### DATA SECTION ###

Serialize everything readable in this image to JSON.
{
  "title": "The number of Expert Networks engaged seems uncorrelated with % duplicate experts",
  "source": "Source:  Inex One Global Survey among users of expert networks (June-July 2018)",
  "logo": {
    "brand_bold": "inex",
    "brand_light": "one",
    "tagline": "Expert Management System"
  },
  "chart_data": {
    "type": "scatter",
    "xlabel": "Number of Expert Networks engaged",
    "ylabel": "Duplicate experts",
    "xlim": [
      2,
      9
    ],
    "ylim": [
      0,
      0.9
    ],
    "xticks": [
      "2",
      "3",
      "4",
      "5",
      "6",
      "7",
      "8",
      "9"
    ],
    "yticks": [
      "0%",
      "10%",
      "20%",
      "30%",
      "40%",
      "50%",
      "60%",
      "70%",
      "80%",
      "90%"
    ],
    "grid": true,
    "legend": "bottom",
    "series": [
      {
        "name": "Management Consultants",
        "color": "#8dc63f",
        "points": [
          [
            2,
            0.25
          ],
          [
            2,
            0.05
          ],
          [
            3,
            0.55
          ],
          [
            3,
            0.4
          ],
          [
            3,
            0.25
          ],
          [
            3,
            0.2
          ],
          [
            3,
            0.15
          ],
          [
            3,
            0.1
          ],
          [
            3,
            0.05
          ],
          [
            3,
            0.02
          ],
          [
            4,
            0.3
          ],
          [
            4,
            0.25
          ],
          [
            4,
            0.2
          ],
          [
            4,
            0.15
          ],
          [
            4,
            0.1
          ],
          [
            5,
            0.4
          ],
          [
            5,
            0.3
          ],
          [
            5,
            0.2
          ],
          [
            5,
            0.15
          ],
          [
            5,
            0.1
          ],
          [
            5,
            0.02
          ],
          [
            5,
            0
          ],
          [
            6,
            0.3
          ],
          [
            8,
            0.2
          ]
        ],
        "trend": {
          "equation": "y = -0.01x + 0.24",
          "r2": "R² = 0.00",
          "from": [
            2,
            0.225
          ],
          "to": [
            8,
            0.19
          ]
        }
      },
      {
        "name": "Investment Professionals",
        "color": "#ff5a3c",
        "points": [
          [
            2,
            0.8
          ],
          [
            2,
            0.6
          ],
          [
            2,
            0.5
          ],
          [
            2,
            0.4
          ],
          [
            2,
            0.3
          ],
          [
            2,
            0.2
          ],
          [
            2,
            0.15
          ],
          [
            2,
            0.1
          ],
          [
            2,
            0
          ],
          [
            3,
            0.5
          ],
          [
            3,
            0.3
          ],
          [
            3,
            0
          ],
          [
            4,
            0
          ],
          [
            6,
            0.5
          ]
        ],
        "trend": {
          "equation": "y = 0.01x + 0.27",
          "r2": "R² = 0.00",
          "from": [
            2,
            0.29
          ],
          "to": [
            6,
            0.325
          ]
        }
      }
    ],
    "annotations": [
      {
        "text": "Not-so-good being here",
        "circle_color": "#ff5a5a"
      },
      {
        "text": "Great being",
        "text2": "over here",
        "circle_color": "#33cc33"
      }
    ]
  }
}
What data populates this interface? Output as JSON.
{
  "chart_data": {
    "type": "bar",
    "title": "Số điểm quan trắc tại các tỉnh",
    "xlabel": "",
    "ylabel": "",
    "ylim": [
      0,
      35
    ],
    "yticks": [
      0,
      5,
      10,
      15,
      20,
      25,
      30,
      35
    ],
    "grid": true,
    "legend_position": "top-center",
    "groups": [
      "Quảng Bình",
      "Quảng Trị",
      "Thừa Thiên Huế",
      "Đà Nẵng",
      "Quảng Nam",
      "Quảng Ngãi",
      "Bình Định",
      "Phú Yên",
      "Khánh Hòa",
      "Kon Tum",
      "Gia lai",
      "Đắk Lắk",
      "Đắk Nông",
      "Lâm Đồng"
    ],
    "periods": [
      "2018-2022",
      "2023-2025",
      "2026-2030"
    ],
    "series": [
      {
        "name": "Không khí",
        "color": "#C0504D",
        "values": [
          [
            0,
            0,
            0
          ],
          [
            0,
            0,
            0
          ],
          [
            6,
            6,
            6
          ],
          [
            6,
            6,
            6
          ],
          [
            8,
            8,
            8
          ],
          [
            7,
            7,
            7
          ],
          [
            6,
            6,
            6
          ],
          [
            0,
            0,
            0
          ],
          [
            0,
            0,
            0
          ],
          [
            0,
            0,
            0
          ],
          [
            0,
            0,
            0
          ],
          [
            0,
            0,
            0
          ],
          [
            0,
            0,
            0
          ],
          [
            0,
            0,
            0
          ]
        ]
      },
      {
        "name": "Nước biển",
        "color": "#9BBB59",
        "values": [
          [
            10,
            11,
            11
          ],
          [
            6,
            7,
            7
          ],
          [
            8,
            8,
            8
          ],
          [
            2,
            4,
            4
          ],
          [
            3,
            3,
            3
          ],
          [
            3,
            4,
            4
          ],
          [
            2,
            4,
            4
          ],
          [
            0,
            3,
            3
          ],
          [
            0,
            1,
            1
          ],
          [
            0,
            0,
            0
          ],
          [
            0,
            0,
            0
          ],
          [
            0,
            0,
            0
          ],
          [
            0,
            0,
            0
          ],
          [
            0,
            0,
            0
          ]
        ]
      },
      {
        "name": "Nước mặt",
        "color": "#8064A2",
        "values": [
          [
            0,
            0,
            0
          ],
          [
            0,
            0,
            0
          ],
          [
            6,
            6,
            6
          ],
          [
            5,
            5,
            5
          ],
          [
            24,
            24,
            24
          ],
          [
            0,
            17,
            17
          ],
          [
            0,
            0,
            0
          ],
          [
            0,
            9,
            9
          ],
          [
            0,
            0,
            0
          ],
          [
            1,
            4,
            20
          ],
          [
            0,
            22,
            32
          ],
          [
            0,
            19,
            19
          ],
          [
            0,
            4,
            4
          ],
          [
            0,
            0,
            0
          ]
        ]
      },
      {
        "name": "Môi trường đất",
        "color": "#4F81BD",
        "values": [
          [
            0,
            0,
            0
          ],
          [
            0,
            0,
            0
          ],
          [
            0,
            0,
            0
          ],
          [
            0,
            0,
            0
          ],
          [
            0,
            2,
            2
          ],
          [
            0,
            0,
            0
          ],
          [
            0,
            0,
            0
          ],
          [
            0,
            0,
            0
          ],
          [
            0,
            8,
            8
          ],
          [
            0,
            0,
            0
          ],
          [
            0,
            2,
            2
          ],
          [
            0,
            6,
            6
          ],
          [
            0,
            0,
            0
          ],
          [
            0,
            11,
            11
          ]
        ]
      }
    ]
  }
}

###

DIRECTION:
Return, from the data, each line that has the word "xlabel" in it.

WRITTEN RESPONSE:
    "xlabel": "Number of Expert Networks engaged",
    "xlabel": "",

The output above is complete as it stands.